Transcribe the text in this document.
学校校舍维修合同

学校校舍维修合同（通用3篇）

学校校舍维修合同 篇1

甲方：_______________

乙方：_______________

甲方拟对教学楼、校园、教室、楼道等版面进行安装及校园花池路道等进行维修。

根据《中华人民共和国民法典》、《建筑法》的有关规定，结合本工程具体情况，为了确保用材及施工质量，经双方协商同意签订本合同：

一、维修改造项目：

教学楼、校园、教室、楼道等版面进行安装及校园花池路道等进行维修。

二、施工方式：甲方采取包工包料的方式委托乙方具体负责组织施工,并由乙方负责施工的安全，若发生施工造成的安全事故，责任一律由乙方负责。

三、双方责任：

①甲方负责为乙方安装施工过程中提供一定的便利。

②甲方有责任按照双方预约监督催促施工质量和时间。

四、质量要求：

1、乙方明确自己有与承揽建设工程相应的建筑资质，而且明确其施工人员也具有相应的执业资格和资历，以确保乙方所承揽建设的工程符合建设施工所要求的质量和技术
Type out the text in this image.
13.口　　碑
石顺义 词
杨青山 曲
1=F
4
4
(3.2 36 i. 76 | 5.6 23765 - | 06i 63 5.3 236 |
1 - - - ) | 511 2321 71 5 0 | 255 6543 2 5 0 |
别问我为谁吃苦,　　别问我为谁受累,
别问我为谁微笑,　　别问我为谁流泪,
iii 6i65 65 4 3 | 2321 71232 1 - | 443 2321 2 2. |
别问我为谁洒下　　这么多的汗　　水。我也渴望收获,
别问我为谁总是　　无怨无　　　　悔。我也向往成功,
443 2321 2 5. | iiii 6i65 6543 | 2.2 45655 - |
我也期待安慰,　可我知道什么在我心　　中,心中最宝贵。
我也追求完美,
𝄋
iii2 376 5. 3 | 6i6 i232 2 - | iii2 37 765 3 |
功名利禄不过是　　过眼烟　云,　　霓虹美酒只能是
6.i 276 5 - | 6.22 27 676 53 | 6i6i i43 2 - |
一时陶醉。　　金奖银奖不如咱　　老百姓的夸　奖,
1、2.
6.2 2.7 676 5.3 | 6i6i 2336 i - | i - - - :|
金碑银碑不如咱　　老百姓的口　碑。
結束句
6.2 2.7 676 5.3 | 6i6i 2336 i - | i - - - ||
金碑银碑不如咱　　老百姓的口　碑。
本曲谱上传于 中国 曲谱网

## WHAT TO PRODUCE
The word "this" appears in how many lines of the records? Give the number only.

## CORRECT RESULT
2